- **Supplied records**

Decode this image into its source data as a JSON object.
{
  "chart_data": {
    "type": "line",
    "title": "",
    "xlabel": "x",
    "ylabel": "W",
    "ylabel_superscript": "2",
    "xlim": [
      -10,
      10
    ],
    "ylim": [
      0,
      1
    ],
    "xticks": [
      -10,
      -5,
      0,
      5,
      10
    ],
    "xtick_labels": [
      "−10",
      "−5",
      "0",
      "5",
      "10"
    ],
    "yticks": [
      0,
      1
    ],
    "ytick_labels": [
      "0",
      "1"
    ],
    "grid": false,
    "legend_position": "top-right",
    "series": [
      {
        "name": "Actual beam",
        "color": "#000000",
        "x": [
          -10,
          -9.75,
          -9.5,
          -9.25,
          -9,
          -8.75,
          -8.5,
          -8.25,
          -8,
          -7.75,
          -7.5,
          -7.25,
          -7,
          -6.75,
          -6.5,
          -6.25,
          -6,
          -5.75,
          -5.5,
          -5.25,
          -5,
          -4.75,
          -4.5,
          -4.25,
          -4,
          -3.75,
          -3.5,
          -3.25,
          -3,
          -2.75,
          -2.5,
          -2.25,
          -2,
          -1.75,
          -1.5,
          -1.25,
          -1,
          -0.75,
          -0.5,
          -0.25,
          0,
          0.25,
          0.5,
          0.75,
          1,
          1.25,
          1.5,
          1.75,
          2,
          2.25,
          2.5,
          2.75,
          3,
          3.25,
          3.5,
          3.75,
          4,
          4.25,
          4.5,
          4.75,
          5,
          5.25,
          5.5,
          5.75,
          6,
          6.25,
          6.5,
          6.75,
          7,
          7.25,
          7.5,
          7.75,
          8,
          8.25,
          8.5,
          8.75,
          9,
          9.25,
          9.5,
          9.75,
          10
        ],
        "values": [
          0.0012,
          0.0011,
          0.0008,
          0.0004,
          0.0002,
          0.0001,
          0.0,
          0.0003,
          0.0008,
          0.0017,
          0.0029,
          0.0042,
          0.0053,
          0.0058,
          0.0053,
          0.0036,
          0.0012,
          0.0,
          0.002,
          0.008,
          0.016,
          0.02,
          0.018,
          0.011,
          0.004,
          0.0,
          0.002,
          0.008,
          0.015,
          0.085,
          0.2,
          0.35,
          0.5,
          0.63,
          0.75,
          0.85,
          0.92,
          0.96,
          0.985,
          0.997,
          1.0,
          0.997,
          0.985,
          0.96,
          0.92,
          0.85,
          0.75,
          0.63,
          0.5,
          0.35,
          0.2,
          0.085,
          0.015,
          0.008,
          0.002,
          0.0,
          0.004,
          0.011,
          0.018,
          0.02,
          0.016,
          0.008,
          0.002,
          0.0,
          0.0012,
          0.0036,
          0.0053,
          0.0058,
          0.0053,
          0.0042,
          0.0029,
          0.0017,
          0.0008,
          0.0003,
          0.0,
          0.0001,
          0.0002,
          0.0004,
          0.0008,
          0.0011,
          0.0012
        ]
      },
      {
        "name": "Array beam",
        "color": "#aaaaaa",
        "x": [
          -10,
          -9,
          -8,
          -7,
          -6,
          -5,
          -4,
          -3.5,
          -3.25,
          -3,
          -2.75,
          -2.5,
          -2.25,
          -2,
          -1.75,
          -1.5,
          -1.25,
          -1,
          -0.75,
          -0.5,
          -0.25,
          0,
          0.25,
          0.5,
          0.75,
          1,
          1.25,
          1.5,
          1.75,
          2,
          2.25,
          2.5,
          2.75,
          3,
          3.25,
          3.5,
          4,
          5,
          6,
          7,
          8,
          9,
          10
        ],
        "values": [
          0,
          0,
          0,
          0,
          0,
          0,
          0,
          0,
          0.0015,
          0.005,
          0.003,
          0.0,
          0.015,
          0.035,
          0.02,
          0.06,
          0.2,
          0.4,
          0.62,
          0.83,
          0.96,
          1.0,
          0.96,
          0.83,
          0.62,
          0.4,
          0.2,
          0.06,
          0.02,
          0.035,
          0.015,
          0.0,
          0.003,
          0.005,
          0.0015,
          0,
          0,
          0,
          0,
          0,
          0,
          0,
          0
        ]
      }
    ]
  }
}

- **What you need to do**
Repeat the records above exactly, leaving none out.

- **Answer for this exercise**
Decode this image into its source data as a JSON object.
{
  "chart_data": {
    "type": "line",
    "title": "",
    "xlabel": "x",
    "ylabel": "W",
    "ylabel_superscript": "2",
    "xlim": [
      -10,
      10
    ],
    "ylim": [
      0,
      1
    ],
    "xticks": [
      -10,
      -5,
      0,
      5,
      10
    ],
    "xtick_labels": [
      "−10",
      "−5",
      "0",
      "5",
      "10"
    ],
    "yticks": [
      0,
      1
    ],
    "ytick_labels": [
      "0",
      "1"
    ],
    "grid": false,
    "legend_position": "top-right",
    "series": [
      {
        "name": "Actual beam",
        "color": "#000000",
        "x": [
          -10,
          -9.75,
          -9.5,
          -9.25,
          -9,
          -8.75,
          -8.5,
          -8.25,
          -8,
          -7.75,
          -7.5,
          -7.25,
          -7,
          -6.75,
          -6.5,
          -6.25,
          -6,
          -5.75,
          -5.5,
          -5.25,
          -5,
          -4.75,
          -4.5,
          -4.25,
          -4,
          -3.75,
          -3.5,
          -3.25,
          -3,
          -2.75,
          -2.5,
          -2.25,
          -2,
          -1.75,
          -1.5,
          -1.25,
          -1,
          -0.75,
          -0.5,
          -0.25,
          0,
          0.25,
          0.5,
          0.75,
          1,
          1.25,
          1.5,
          1.75,
          2,
          2.25,
          2.5,
          2.75,
          3,
          3.25,
          3.5,
          3.75,
          4,
          4.25,
          4.5,
          4.75,
          5,
          5.25,
          5.5,
          5.75,
          6,
          6.25,
          6.5,
          6.75,
          7,
          7.25,
          7.5,
          7.75,
          8,
          8.25,
          8.5,
          8.75,
          9,
          9.25,
          9.5,
          9.75,
          10
        ],
        "values": [
          0.0012,
          0.0011,
          0.0008,
          0.0004,
          0.0002,
          0.0001,
          0.0,
          0.0003,
          0.0008,
          0.0017,
          0.0029,
          0.0042,
          0.0053,
          0.0058,
          0.0053,
          0.0036,
          0.0012,
          0.0,
          0.002,
          0.008,
          0.016,
          0.02,
          0.018,
          0.011,
          0.004,
          0.0,
          0.002,
          0.008,
          0.015,
          0.085,
          0.2,
          0.35,
          0.5,
          0.63,
          0.75,
          0.85,
          0.92,
          0.96,
          0.985,
          0.997,
          1.0,
          0.997,
          0.985,
          0.96,
          0.92,
          0.85,
          0.75,
          0.63,
          0.5,
          0.35,
          0.2,
          0.085,
          0.015,
          0.008,
          0.002,
          0.0,
          0.004,
          0.011,
          0.018,
          0.02,
          0.016,
          0.008,
          0.002,
          0.0,
          0.0012,
          0.0036,
          0.0053,
          0.0058,
          0.0053,
          0.0042,
          0.0029,
          0.0017,
          0.0008,
          0.0003,
          0.0,
          0.0001,
          0.0002,
          0.0004,
          0.0008,
          0.0011,
          0.0012
        ]
      },
      {
        "name": "Array beam",
        "color": "#aaaaaa",
        "x": [
          -10,
          -9,
          -8,
          -7,
          -6,
          -5,
          -4,
          -3.5,
          -3.25,
          -3,
          -2.75,
          -2.5,
          -2.25,
          -2,
          -1.75,
          -1.5,
          -1.25,
          -1,
          -0.75,
          -0.5,
          -0.25,
          0,
          0.25,
          0.5,
          0.75,
          1,
          1.25,
          1.5,
          1.75,
          2,
          2.25,
          2.5,
          2.75,
          3,
          3.25,
          3.5,
          4,
          5,
          6,
          7,
          8,
          9,
          10
        ],
        "values": [
          0,
          0,
          0,
          0,
          0,
          0,
          0,
          0,
          0.0015,
          0.005,
          0.003,
          0.0,
          0.015,
          0.035,
          0.02,
          0.06,
          0.2,
          0.4,
          0.62,
          0.83,
          0.96,
          1.0,
          0.96,
          0.83,
          0.62,
          0.4,
          0.2,
          0.06,
          0.02,
          0.035,
          0.015,
          0.0,
          0.003,
          0.005,
          0.0015,
          0,
          0,
          0,
          0,
          0,
          0,
          0,
          0
        ]
      }
    ]
  }
}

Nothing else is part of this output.